# Wo Es war, soll Ich werden (Freud)



## ferdran

Hola a todos,
La frase en cuestión es la siguiente:
 "Wo Es war, soll Ich werden"

Que es una conocida expresiónde Freud. La pregunta es si el verbo "Soll" allí presente se refiere claramente a "Ich" (o a  "Es"  ya que es la conjugación para ambas personas), o si hay algún tipo de equívoco en la expresión al respecto.

Saludos


----------



## chlapec

Buenos días,
sin ninguna duda se refiere a Ich. La traducción es más o  menos: donde estaba Ello, estaré Yo. Para entenderlo bien debes tener  en cuenta la estructura básica de la frase principal, enunciativa, en  alemán, en la que el verbo conjugado ocupa *la segunda posición*. Si Ich ocupase la primera posición en la frase, puedes escribir, por ejemplo: *Ich soll*  werden, wo es war. Si colocas la frase de relativo en primer lugar,  entonces el verbo conjugado (sollen) debe ir en la segunda posición, y  tras él, el sujeto: Wo Es war, *soll Ich* werden.

Tareas
A - En el hilo sobre la frase de Freud, ¿qué posición ocupa el verbo conjugado en la frase principal enunciativa alemana, según chlapec?
B - ¿Qué palabras alemanas sueltas pone ferdran entre comillas en su mensaje del hilo sobre la frase de Freud, sin contar la frase completa?
C - Continúa el hilo sobre la frase de Freud a partir del final del mensaje de chlapec.

Listado mostrado
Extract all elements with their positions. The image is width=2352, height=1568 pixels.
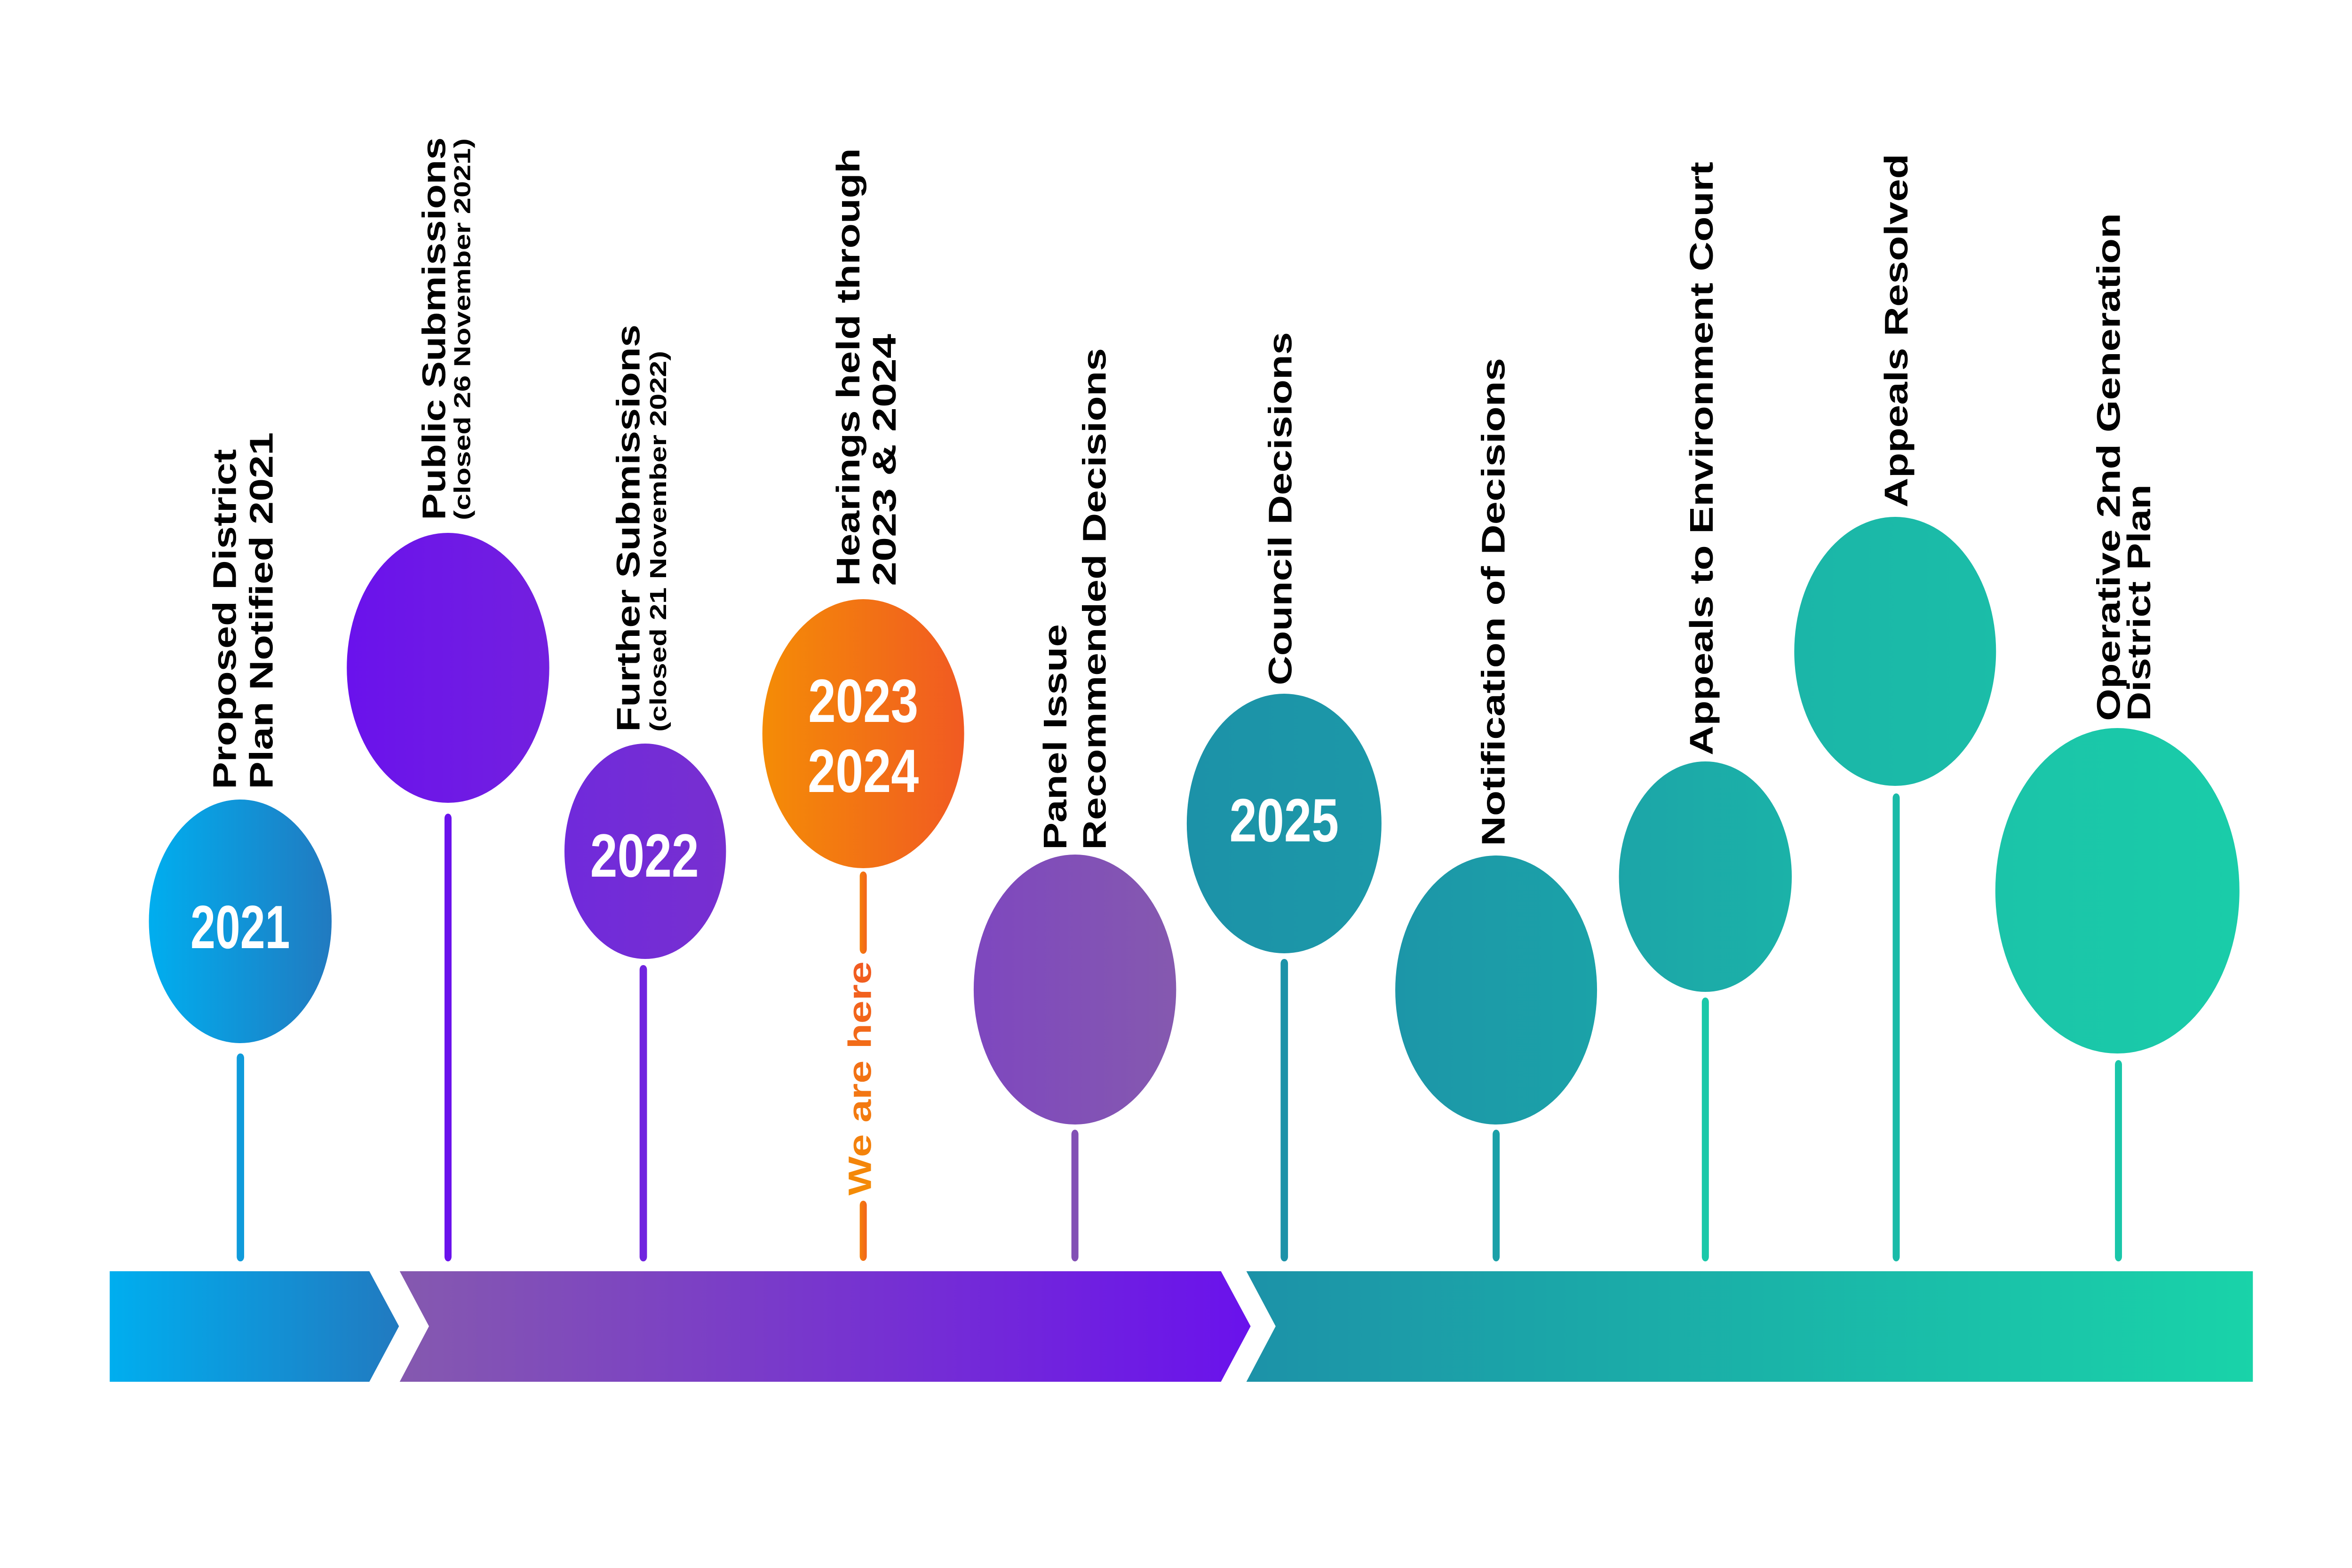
connector xyxy=(445,814,452,1261)
milestone label: Plan Notified 2021 xyxy=(244,432,280,789)
stage arrow: 2025 onward xyxy=(1247,1271,2253,1382)
circle xyxy=(347,533,549,803)
year labels: 2023 xyxy=(808,667,918,735)
milestone label: Further Submissions xyxy=(611,325,647,732)
connector upper xyxy=(860,871,867,954)
connector xyxy=(1702,998,1709,1261)
we are here label: We are here xyxy=(842,961,878,1196)
milestone: Council Decisions xyxy=(1187,332,1382,1261)
milestone label: Council Decisions xyxy=(1263,332,1299,685)
connector lower xyxy=(860,1201,867,1261)
milestone: Appeals Resolved xyxy=(1794,154,1996,1261)
milestone: Appeals to Environment Court xyxy=(1619,162,1792,1261)
milestone label: Appeals to Environment Court xyxy=(1684,162,1720,755)
circle xyxy=(974,855,1176,1125)
connector xyxy=(1893,793,1900,1261)
milestone label: Proposed District xyxy=(207,449,243,789)
year labels xyxy=(808,667,919,805)
stage arrow: 2021 xyxy=(110,1271,399,1382)
milestone: Public Submissions xyxy=(347,137,549,1261)
year label: 2025 xyxy=(1230,786,1339,855)
circle xyxy=(1395,855,1597,1125)
milestone label: District Plan xyxy=(2121,484,2157,721)
milestone label xyxy=(2091,213,2157,721)
milestone label xyxy=(830,148,903,586)
connector xyxy=(237,1053,244,1261)
milestone: Further Submissions xyxy=(564,325,726,1261)
milestone label: Hearings held through xyxy=(830,148,866,586)
milestone: Notification of Decisions xyxy=(1395,358,1597,1261)
milestone label: (closed 21 November 2022) xyxy=(645,351,671,732)
circle xyxy=(763,599,964,868)
milestone: Operative 2nd Generation District Plan xyxy=(1995,213,2240,1261)
connector xyxy=(1072,1130,1079,1261)
milestone label xyxy=(207,432,280,789)
year label: 2022 xyxy=(590,822,699,890)
milestone label: Notification of Decisions xyxy=(1476,358,1512,846)
circle xyxy=(1619,761,1792,992)
year labels: 2024 xyxy=(808,737,919,805)
milestone label: Appeals Resolved xyxy=(1878,154,1915,507)
connector xyxy=(1280,959,1288,1261)
milestone label: Recommended Decisions xyxy=(1076,348,1113,850)
milestone: Hearings xyxy=(763,148,964,1261)
milestone: Panel Issue Recommended Decisions xyxy=(974,348,1176,1261)
circle xyxy=(564,744,726,959)
milestone label xyxy=(611,325,671,732)
circle xyxy=(1794,517,1996,786)
milestone label: Public Submissions xyxy=(416,137,453,520)
milestone label: (closed 26 November 2021) xyxy=(450,138,476,520)
connector xyxy=(640,965,647,1261)
connector xyxy=(1493,1130,1500,1261)
milestone label: Operative 2nd Generation xyxy=(2091,213,2127,721)
milestone label: Panel Issue xyxy=(1037,624,1073,850)
circle xyxy=(1187,694,1382,953)
milestone label xyxy=(416,137,476,520)
year label: 2021 xyxy=(191,893,290,961)
connector xyxy=(2115,1060,2122,1261)
milestone label xyxy=(1037,348,1113,850)
milestone label: 2023 & 2024 xyxy=(866,334,903,586)
milestone: Proposed District Plan Notified 2021 xyxy=(149,432,332,1261)
circle xyxy=(1995,728,2240,1053)
circle xyxy=(149,800,332,1043)
stage arrow: 2021 to 2024 xyxy=(400,1271,1251,1382)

Conjunto de respuestas
A - La segunda posición.

B - "Soll", "Ich" y "Es".

C -
----------



## ferdran

Muchas Gracias


----------



## Spharadi

Hola ferdran, ya que mencionas a Freud como autor de la frase,  debes tener en cuenta que "Ich",   "Es" (y también "Über-ich") son términos técnicos del psicoanálisis, por eso están en mayúsculas. 
"Wo Es war, soll Ich werden",  entonces una traducción no literal, sino de acuerdo al sentido sería: El "ello" debe volverse "yo". Como te darás cuenta, el sentido no es "yo debo" (ich soll).  Según el psicoanálisis, el "Es" (o el "ello") es una región de la psiquis humana asociada a lo instintivo, inconsciente y el "Ich" (el yo o el ego) designa lo experimentado conscientemente. Por eso el sentido de la frase: Lo que era instintivo, inconsciente (Es), debe volverse o hacerse  consciente (mediante la técnica psicoanalítica), es decir "Ich".


----------



## ferdran

Muy bien, entiendo que yo y ello sean "términos técnicos". Pero hay una cuestión, pues Freud no era un "tecnicista". De hecho -cuestión que es mencionada por Lacan en su crítica de la traducción francesa- la frase no tiene los artículos para yo y ello. No dice "Wo *das* Es war, soll _*das*_ Ich werden". El tema es si para una germano parlante, que no tiene en mente la teoría o los tecnicismos, a leer la frase, qué entiende por ella. A eso iba la pregunta.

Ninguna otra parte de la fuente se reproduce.